* WHAT YOU NEED TO DO: Report the number of lines in these entries that contain "home". Write only the number.

* SUPPLIED MATERIAL:
>> Start

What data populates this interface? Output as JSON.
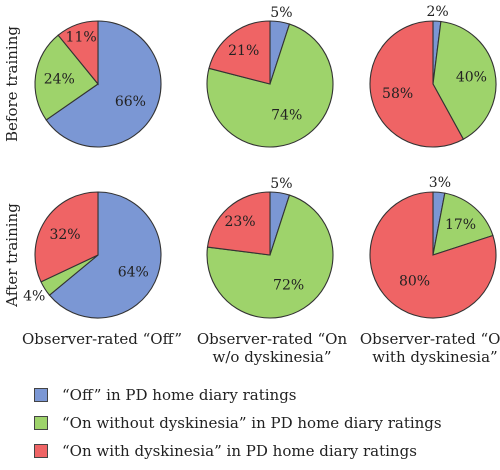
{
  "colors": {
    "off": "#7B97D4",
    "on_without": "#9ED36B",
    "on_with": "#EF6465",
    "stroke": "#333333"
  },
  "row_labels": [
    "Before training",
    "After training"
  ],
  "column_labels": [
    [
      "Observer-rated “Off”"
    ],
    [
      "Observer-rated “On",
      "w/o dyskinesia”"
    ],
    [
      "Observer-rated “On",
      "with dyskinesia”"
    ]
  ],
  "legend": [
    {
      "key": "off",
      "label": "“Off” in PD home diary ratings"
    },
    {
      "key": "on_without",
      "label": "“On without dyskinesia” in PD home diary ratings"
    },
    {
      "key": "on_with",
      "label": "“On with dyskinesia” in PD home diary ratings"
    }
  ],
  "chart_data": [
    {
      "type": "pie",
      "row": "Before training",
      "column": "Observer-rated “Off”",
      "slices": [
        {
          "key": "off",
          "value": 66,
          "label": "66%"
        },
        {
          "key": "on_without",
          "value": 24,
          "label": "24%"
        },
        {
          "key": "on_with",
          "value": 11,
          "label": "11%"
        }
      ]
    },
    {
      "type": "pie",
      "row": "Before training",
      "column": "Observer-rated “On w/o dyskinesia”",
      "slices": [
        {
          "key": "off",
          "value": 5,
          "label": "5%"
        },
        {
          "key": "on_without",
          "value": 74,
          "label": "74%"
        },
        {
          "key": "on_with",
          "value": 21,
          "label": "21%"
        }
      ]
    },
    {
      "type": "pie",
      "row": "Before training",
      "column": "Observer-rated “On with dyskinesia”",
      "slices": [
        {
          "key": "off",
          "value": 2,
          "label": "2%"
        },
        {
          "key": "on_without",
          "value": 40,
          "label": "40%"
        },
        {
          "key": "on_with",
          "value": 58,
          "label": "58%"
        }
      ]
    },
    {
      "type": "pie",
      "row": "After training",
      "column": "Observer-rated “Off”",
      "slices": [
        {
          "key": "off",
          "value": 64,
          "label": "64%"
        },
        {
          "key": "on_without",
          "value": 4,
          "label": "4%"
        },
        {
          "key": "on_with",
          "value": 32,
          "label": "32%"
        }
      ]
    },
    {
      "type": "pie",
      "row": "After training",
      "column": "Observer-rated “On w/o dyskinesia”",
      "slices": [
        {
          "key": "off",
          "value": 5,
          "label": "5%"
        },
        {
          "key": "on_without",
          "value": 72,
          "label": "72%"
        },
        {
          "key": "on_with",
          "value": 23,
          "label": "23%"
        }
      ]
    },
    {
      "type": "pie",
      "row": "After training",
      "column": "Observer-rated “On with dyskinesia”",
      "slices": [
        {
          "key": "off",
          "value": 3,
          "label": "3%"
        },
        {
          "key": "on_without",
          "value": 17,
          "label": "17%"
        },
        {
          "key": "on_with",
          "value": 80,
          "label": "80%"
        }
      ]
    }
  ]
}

>> End

* TASK ANSWER: 3